[START]
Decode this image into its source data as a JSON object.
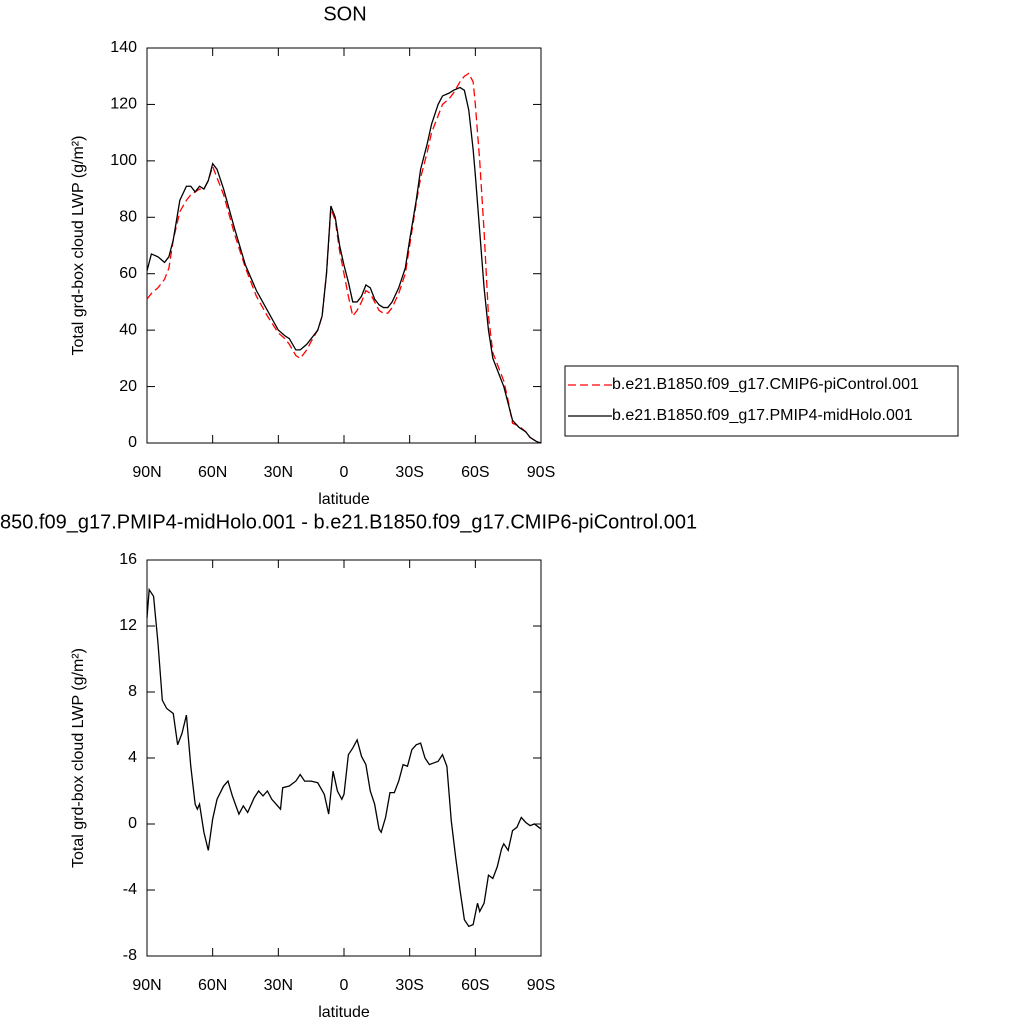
{
  "chart_data": [
    {
      "type": "line",
      "title": "SON",
      "xlabel": "latitude",
      "ylabel": "Total grd-box cloud LWP (g/m²)",
      "x": [
        90,
        88,
        85,
        82,
        80,
        78,
        75,
        72,
        70,
        68,
        66,
        64,
        62,
        60,
        58,
        55,
        50,
        45,
        40,
        35,
        30,
        27,
        25,
        22,
        20,
        17,
        15,
        12,
        10,
        8,
        6,
        4,
        2,
        0,
        -2,
        -4,
        -6,
        -8,
        -10,
        -12,
        -14,
        -16,
        -18,
        -20,
        -22,
        -25,
        -28,
        -30,
        -33,
        -35,
        -38,
        -40,
        -43,
        -45,
        -48,
        -50,
        -53,
        -55,
        -57,
        -59,
        -60,
        -62,
        -64,
        -66,
        -68,
        -70,
        -73,
        -75,
        -77,
        -80,
        -83,
        -85,
        -88,
        -90
      ],
      "series": [
        {
          "name": "b.e21.B1850.f09_g17.CMIP6-piControl.001",
          "color": "#ff0000",
          "dash": true,
          "values": [
            51,
            53,
            55,
            58,
            62,
            72,
            82,
            86,
            88,
            89,
            90,
            90,
            93,
            98,
            94,
            88,
            74,
            62,
            52,
            45,
            39,
            37,
            35,
            31,
            30,
            33,
            36,
            40,
            45,
            60,
            83,
            79,
            68,
            60,
            52,
            45,
            47,
            50,
            54,
            53,
            50,
            47,
            46,
            46,
            48,
            53,
            60,
            70,
            85,
            94,
            103,
            110,
            116,
            120,
            122,
            124,
            128,
            130,
            131,
            128,
            120,
            100,
            75,
            45,
            32,
            28,
            22,
            15,
            7,
            6,
            4,
            2,
            0.5,
            0
          ]
        },
        {
          "name": "b.e21.B1850.f09_g17.PMIP4-midHolo.001",
          "color": "#000000",
          "dash": false,
          "values": [
            61,
            67,
            66,
            64,
            66,
            72,
            86,
            91,
            91,
            89,
            91,
            90,
            93,
            99,
            97,
            90,
            76,
            63,
            54,
            47,
            40,
            38,
            37,
            33,
            33,
            35,
            37,
            40,
            45,
            60,
            84,
            80,
            70,
            63,
            57,
            50,
            50,
            52,
            56,
            55,
            51,
            49,
            48,
            48,
            50,
            55,
            62,
            72,
            86,
            97,
            106,
            113,
            120,
            123,
            124,
            125,
            126,
            125,
            118,
            104,
            95,
            75,
            55,
            40,
            30,
            26,
            20,
            14,
            8,
            5.5,
            4,
            2,
            0.5,
            0
          ]
        }
      ],
      "xlim": [
        90,
        -90
      ],
      "xticks": [
        {
          "value": 90,
          "label": "90N"
        },
        {
          "value": 60,
          "label": "60N"
        },
        {
          "value": 30,
          "label": "30N"
        },
        0,
        {
          "value": -30,
          "label": "30S"
        },
        {
          "value": -60,
          "label": "60S"
        },
        {
          "value": -90,
          "label": "90S"
        }
      ],
      "ylim": [
        0,
        140
      ],
      "yticks": [
        0,
        20,
        40,
        60,
        80,
        100,
        120,
        140
      ],
      "legend": "right"
    },
    {
      "type": "line",
      "title": "850.f09_g17.PMIP4-midHolo.001 - b.e21.B1850.f09_g17.CMIP6-piControl.001",
      "xlabel": "latitude",
      "ylabel": "Total grd-box cloud LWP (g/m²)",
      "x": [
        90,
        89,
        87,
        85,
        83,
        81,
        78,
        76,
        74,
        72,
        70,
        68,
        67,
        66,
        64,
        62,
        60,
        58,
        55,
        53,
        51,
        48,
        46,
        44,
        41,
        39,
        37,
        35,
        33,
        31,
        29,
        28,
        25,
        22,
        20,
        18,
        15,
        12,
        9,
        7,
        5,
        3,
        1,
        0,
        -2,
        -4,
        -6,
        -8,
        -10,
        -12,
        -14,
        -16,
        -17,
        -19,
        -21,
        -23,
        -25,
        -27,
        -29,
        -31,
        -33,
        -35,
        -37,
        -39,
        -41,
        -43,
        -45,
        -47,
        -49,
        -51,
        -53,
        -55,
        -57,
        -59,
        -61,
        -62,
        -64,
        -66,
        -68,
        -70,
        -72,
        -73,
        -75,
        -77,
        -79,
        -81,
        -83,
        -85,
        -87,
        -90
      ],
      "series": [
        {
          "color": "#000000",
          "values": [
            12.5,
            14.2,
            13.8,
            11,
            7.5,
            7,
            6.7,
            4.8,
            5.5,
            6.6,
            3.5,
            1.2,
            0.9,
            1.2,
            -0.5,
            -1.6,
            0.3,
            1.5,
            2.3,
            2.6,
            1.7,
            0.6,
            1.1,
            0.7,
            1.6,
            2.0,
            1.7,
            2.0,
            1.5,
            1.2,
            0.9,
            2.2,
            2.3,
            2.6,
            3.0,
            2.6,
            2.6,
            2.5,
            1.8,
            0.6,
            3.2,
            2.0,
            1.5,
            1.8,
            4.2,
            4.6,
            5.1,
            4.1,
            3.6,
            2.0,
            1.2,
            -0.3,
            -0.5,
            0.4,
            1.9,
            1.9,
            2.6,
            3.6,
            3.5,
            4.5,
            4.8,
            4.9,
            4.0,
            3.6,
            3.7,
            3.8,
            4.2,
            3.5,
            0.2,
            -2,
            -4,
            -5.8,
            -6.2,
            -6.1,
            -4.8,
            -5.3,
            -4.8,
            -3.1,
            -3.3,
            -2.6,
            -1.5,
            -1.2,
            -1.6,
            -0.4,
            -0.2,
            0.4,
            0.1,
            -0.1,
            0,
            -0.3
          ]
        }
      ],
      "xlim": [
        90,
        -90
      ],
      "xticks": [
        {
          "value": 90,
          "label": "90N"
        },
        {
          "value": 60,
          "label": "60N"
        },
        {
          "value": 30,
          "label": "30N"
        },
        0,
        {
          "value": -30,
          "label": "30S"
        },
        {
          "value": -60,
          "label": "60S"
        },
        {
          "value": -90,
          "label": "90S"
        }
      ],
      "ylim": [
        -8,
        16
      ],
      "yticks": [
        -8,
        -4,
        0,
        4,
        8,
        12,
        16
      ]
    }
  ]
}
[END]
To be done |
Extract the full listing exactly, with the pictures left out.

Task response |
Decode this image into its source data as a JSON object.
{
  "chart_data": [
    {
      "type": "line",
      "title": "SON",
      "xlabel": "latitude",
      "ylabel": "Total grd-box cloud LWP (g/m²)",
      "x": [
        90,
        88,
        85,
        82,
        80,
        78,
        75,
        72,
        70,
        68,
        66,
        64,
        62,
        60,
        58,
        55,
        50,
        45,
        40,
        35,
        30,
        27,
        25,
        22,
        20,
        17,
        15,
        12,
        10,
        8,
        6,
        4,
        2,
        0,
        -2,
        -4,
        -6,
        -8,
        -10,
        -12,
        -14,
        -16,
        -18,
        -20,
        -22,
        -25,
        -28,
        -30,
        -33,
        -35,
        -38,
        -40,
        -43,
        -45,
        -48,
        -50,
        -53,
        -55,
        -57,
        -59,
        -60,
        -62,
        -64,
        -66,
        -68,
        -70,
        -73,
        -75,
        -77,
        -80,
        -83,
        -85,
        -88,
        -90
      ],
      "series": [
        {
          "name": "b.e21.B1850.f09_g17.CMIP6-piControl.001",
          "color": "#ff0000",
          "dash": true,
          "values": [
            51,
            53,
            55,
            58,
            62,
            72,
            82,
            86,
            88,
            89,
            90,
            90,
            93,
            98,
            94,
            88,
            74,
            62,
            52,
            45,
            39,
            37,
            35,
            31,
            30,
            33,
            36,
            40,
            45,
            60,
            83,
            79,
            68,
            60,
            52,
            45,
            47,
            50,
            54,
            53,
            50,
            47,
            46,
            46,
            48,
            53,
            60,
            70,
            85,
            94,
            103,
            110,
            116,
            120,
            122,
            124,
            128,
            130,
            131,
            128,
            120,
            100,
            75,
            45,
            32,
            28,
            22,
            15,
            7,
            6,
            4,
            2,
            0.5,
            0
          ]
        },
        {
          "name": "b.e21.B1850.f09_g17.PMIP4-midHolo.001",
          "color": "#000000",
          "dash": false,
          "values": [
            61,
            67,
            66,
            64,
            66,
            72,
            86,
            91,
            91,
            89,
            91,
            90,
            93,
            99,
            97,
            90,
            76,
            63,
            54,
            47,
            40,
            38,
            37,
            33,
            33,
            35,
            37,
            40,
            45,
            60,
            84,
            80,
            70,
            63,
            57,
            50,
            50,
            52,
            56,
            55,
            51,
            49,
            48,
            48,
            50,
            55,
            62,
            72,
            86,
            97,
            106,
            113,
            120,
            123,
            124,
            125,
            126,
            125,
            118,
            104,
            95,
            75,
            55,
            40,
            30,
            26,
            20,
            14,
            8,
            5.5,
            4,
            2,
            0.5,
            0
          ]
        }
      ],
      "xlim": [
        90,
        -90
      ],
      "xticks": [
        {
          "value": 90,
          "label": "90N"
        },
        {
          "value": 60,
          "label": "60N"
        },
        {
          "value": 30,
          "label": "30N"
        },
        0,
        {
          "value": -30,
          "label": "30S"
        },
        {
          "value": -60,
          "label": "60S"
        },
        {
          "value": -90,
          "label": "90S"
        }
      ],
      "ylim": [
        0,
        140
      ],
      "yticks": [
        0,
        20,
        40,
        60,
        80,
        100,
        120,
        140
      ],
      "legend": "right"
    },
    {
      "type": "line",
      "title": "850.f09_g17.PMIP4-midHolo.001 - b.e21.B1850.f09_g17.CMIP6-piControl.001",
      "xlabel": "latitude",
      "ylabel": "Total grd-box cloud LWP (g/m²)",
      "x": [
        90,
        89,
        87,
        85,
        83,
        81,
        78,
        76,
        74,
        72,
        70,
        68,
        67,
        66,
        64,
        62,
        60,
        58,
        55,
        53,
        51,
        48,
        46,
        44,
        41,
        39,
        37,
        35,
        33,
        31,
        29,
        28,
        25,
        22,
        20,
        18,
        15,
        12,
        9,
        7,
        5,
        3,
        1,
        0,
        -2,
        -4,
        -6,
        -8,
        -10,
        -12,
        -14,
        -16,
        -17,
        -19,
        -21,
        -23,
        -25,
        -27,
        -29,
        -31,
        -33,
        -35,
        -37,
        -39,
        -41,
        -43,
        -45,
        -47,
        -49,
        -51,
        -53,
        -55,
        -57,
        -59,
        -61,
        -62,
        -64,
        -66,
        -68,
        -70,
        -72,
        -73,
        -75,
        -77,
        -79,
        -81,
        -83,
        -85,
        -87,
        -90
      ],
      "series": [
        {
          "color": "#000000",
          "values": [
            12.5,
            14.2,
            13.8,
            11,
            7.5,
            7,
            6.7,
            4.8,
            5.5,
            6.6,
            3.5,
            1.2,
            0.9,
            1.2,
            -0.5,
            -1.6,
            0.3,
            1.5,
            2.3,
            2.6,
            1.7,
            0.6,
            1.1,
            0.7,
            1.6,
            2.0,
            1.7,
            2.0,
            1.5,
            1.2,
            0.9,
            2.2,
            2.3,
            2.6,
            3.0,
            2.6,
            2.6,
            2.5,
            1.8,
            0.6,
            3.2,
            2.0,
            1.5,
            1.8,
            4.2,
            4.6,
            5.1,
            4.1,
            3.6,
            2.0,
            1.2,
            -0.3,
            -0.5,
            0.4,
            1.9,
            1.9,
            2.6,
            3.6,
            3.5,
            4.5,
            4.8,
            4.9,
            4.0,
            3.6,
            3.7,
            3.8,
            4.2,
            3.5,
            0.2,
            -2,
            -4,
            -5.8,
            -6.2,
            -6.1,
            -4.8,
            -5.3,
            -4.8,
            -3.1,
            -3.3,
            -2.6,
            -1.5,
            -1.2,
            -1.6,
            -0.4,
            -0.2,
            0.4,
            0.1,
            -0.1,
            0,
            -0.3
          ]
        }
      ],
      "xlim": [
        90,
        -90
      ],
      "xticks": [
        {
          "value": 90,
          "label": "90N"
        },
        {
          "value": 60,
          "label": "60N"
        },
        {
          "value": 30,
          "label": "30N"
        },
        0,
        {
          "value": -30,
          "label": "30S"
        },
        {
          "value": -60,
          "label": "60S"
        },
        {
          "value": -90,
          "label": "90S"
        }
      ],
      "ylim": [
        -8,
        16
      ],
      "yticks": [
        -8,
        -4,
        0,
        4,
        8,
        12,
        16
      ]
    }
  ]
}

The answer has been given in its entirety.